── Dataset records

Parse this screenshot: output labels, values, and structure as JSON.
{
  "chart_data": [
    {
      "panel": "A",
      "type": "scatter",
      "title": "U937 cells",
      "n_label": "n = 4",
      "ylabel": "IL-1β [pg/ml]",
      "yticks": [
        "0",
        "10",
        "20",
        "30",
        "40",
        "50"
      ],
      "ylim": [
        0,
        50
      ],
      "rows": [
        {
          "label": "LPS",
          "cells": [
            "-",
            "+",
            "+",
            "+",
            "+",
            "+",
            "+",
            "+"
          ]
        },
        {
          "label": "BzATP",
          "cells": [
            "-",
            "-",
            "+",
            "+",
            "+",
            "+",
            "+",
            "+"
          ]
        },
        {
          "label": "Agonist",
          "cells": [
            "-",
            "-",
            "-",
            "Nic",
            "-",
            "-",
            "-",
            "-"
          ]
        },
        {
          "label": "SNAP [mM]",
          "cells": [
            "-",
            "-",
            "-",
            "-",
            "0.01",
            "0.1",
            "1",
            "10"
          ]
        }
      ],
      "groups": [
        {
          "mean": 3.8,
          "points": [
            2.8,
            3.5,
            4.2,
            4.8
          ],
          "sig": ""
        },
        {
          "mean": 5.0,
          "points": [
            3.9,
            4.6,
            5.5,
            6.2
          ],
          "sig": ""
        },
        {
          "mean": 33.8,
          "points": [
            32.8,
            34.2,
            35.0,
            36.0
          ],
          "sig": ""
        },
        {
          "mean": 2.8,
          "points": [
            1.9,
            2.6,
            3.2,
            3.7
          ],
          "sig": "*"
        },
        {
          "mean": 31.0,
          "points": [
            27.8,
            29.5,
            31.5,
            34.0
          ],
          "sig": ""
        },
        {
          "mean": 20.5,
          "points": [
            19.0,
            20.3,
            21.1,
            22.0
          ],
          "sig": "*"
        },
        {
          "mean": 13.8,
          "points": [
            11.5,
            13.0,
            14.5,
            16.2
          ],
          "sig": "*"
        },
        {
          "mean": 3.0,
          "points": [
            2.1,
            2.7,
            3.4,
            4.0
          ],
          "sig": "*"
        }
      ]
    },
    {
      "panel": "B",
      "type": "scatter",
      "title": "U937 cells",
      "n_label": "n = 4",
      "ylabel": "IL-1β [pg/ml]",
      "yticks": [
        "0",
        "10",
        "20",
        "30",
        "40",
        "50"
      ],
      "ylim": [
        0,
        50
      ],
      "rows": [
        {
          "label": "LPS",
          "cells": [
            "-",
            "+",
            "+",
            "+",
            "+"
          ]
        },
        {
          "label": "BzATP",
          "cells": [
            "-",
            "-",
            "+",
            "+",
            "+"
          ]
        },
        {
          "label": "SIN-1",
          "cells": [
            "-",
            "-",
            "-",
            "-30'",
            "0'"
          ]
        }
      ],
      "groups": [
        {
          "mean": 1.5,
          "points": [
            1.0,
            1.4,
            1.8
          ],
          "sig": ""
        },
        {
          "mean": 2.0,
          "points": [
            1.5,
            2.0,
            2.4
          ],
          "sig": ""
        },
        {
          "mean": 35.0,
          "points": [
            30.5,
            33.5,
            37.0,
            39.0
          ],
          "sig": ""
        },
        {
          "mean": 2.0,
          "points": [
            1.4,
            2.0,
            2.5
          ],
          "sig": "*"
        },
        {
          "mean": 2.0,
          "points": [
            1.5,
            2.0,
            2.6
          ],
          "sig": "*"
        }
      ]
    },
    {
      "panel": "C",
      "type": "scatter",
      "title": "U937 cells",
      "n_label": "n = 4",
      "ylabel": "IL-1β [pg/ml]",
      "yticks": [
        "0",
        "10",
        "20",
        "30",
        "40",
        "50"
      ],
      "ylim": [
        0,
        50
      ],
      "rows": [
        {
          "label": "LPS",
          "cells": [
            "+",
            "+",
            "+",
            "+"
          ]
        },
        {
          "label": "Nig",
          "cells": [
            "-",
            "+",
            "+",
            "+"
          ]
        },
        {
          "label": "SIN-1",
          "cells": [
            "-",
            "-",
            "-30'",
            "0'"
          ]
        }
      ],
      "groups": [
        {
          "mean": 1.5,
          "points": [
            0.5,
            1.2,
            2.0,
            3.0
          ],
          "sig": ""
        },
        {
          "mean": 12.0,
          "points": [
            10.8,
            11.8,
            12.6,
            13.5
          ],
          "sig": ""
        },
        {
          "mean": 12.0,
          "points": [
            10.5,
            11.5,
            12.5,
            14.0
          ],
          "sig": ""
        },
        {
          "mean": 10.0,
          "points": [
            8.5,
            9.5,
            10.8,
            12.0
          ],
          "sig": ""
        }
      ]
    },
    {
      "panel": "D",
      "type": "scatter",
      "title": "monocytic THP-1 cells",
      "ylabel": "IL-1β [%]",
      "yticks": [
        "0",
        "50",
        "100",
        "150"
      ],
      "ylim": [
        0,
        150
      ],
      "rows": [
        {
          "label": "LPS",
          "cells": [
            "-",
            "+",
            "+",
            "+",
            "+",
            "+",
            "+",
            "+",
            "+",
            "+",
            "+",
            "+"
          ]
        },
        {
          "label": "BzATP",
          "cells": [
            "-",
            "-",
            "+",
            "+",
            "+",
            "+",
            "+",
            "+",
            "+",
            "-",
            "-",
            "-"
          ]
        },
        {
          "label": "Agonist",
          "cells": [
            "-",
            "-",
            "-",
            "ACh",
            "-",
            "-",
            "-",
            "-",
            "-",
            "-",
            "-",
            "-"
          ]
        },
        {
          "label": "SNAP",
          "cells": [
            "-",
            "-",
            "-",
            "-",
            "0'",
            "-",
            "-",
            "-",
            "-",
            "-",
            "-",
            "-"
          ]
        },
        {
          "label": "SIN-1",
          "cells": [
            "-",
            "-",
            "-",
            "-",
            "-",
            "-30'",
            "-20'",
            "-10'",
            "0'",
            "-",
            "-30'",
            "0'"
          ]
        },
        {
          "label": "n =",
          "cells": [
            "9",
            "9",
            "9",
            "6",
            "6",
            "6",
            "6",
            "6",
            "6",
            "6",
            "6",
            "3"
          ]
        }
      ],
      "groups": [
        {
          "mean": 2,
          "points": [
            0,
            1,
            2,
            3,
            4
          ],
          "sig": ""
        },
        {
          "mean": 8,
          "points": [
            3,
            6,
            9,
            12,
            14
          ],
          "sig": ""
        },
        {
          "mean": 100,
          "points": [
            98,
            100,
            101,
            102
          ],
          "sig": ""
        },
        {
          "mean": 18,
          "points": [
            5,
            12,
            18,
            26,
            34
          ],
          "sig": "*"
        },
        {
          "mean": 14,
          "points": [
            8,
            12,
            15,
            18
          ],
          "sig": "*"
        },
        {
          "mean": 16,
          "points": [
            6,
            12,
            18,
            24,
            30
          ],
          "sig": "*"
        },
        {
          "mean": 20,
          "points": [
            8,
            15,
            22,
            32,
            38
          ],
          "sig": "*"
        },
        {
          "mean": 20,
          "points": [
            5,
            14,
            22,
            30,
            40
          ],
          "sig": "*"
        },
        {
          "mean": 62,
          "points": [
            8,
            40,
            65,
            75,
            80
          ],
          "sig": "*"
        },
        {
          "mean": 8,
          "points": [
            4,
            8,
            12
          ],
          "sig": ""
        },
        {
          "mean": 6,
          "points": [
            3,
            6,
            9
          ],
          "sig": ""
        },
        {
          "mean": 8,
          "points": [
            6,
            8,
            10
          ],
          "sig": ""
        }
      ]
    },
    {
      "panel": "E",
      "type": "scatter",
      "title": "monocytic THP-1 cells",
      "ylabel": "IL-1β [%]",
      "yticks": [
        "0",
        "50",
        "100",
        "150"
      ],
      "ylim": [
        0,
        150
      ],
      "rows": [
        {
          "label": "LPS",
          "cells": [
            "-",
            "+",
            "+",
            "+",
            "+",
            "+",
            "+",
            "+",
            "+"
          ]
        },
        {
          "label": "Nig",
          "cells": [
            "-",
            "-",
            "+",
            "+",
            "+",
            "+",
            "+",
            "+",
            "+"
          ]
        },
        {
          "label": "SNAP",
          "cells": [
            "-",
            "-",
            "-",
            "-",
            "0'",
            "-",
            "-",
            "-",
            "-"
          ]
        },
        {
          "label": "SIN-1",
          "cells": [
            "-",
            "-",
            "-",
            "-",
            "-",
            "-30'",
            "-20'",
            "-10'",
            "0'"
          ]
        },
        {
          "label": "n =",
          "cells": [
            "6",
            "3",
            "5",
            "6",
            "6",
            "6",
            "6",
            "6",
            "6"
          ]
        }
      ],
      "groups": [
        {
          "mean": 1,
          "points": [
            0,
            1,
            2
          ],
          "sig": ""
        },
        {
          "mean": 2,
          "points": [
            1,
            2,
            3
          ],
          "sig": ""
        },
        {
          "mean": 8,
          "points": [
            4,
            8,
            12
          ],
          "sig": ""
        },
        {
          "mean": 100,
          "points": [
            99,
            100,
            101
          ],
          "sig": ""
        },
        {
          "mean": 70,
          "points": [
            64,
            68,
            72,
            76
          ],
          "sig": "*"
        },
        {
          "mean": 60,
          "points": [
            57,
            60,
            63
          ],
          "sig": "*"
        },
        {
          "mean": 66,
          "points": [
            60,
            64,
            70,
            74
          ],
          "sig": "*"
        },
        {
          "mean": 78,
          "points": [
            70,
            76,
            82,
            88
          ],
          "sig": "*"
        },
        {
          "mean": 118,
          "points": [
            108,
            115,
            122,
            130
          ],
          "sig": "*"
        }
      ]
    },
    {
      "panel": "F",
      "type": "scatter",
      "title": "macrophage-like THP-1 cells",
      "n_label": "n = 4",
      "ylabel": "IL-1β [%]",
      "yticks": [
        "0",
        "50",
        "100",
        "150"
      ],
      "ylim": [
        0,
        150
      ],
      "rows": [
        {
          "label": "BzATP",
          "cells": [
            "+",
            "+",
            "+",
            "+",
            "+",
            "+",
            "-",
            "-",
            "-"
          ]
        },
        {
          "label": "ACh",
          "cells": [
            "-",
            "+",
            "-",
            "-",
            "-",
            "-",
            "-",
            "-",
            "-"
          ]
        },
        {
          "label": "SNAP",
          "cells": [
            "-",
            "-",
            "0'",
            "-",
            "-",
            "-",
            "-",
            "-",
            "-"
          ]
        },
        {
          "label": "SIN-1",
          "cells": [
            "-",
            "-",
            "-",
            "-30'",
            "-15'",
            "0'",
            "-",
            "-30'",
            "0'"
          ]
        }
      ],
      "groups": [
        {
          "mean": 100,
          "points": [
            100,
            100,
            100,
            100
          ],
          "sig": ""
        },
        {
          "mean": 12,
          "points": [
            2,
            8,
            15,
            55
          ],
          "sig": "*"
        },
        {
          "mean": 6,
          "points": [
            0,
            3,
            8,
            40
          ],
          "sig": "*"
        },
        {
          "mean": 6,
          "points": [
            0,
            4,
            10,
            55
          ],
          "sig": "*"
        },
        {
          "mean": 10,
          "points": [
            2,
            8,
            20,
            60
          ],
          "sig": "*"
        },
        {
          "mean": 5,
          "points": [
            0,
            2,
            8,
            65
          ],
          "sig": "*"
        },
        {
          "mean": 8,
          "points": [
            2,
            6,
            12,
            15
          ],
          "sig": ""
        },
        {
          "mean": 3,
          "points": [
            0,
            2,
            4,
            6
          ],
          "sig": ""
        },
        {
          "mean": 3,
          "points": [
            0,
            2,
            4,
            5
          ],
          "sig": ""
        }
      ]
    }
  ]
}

────

[The problem] Look through the entries. Copy out each line with "panel" in it.

[Result below]
      "panel": "A",
      "panel": "B",
      "panel": "C",
      "panel": "D",
      "panel": "E",
      "panel": "F",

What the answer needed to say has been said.